[Region and label listing]
──────

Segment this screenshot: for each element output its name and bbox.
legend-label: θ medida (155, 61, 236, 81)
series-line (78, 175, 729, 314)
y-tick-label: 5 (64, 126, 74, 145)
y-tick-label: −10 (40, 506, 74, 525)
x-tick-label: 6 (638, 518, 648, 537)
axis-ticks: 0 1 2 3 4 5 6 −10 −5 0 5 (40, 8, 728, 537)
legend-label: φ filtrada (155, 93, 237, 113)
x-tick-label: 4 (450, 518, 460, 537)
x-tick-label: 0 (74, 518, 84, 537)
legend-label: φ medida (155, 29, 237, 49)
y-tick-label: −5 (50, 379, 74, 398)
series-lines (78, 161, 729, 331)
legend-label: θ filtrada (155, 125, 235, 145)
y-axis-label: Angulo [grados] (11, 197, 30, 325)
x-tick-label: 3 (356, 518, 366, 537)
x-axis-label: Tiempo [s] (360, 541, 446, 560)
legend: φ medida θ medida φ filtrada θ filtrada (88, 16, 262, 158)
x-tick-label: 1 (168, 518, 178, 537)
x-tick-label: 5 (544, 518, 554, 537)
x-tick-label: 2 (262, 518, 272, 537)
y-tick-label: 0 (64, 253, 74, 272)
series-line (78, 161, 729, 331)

──────

• THE REQUEST: Switch every "x-tick-label" in the listing to "x-axis-tick-label" and write out all the lines again with nothing else changed.

• RESULT OF THIS TASK:
Segment this screenshot: for each element output its name and bbox.
legend-label: θ medida (155, 61, 236, 81)
series-line (78, 175, 729, 314)
y-tick-label: 5 (64, 126, 74, 145)
y-tick-label: −10 (40, 506, 74, 525)
x-axis-tick-label: 6 (638, 518, 648, 537)
axis-ticks: 0 1 2 3 4 5 6 −10 −5 0 5 (40, 8, 728, 537)
legend-label: φ filtrada (155, 93, 237, 113)
x-axis-tick-label: 4 (450, 518, 460, 537)
x-axis-tick-label: 0 (74, 518, 84, 537)
legend-label: φ medida (155, 29, 237, 49)
y-tick-label: −5 (50, 379, 74, 398)
series-lines (78, 161, 729, 331)
legend-label: θ filtrada (155, 125, 235, 145)
y-axis-label: Angulo [grados] (11, 197, 30, 325)
x-axis-tick-label: 3 (356, 518, 366, 537)
x-axis-label: Tiempo [s] (360, 541, 446, 560)
legend: φ medida θ medida φ filtrada θ filtrada (88, 16, 262, 158)
x-axis-tick-label: 1 (168, 518, 178, 537)
x-axis-tick-label: 5 (544, 518, 554, 537)
x-axis-tick-label: 2 (262, 518, 272, 537)
y-tick-label: 0 (64, 253, 74, 272)
series-line (78, 161, 729, 331)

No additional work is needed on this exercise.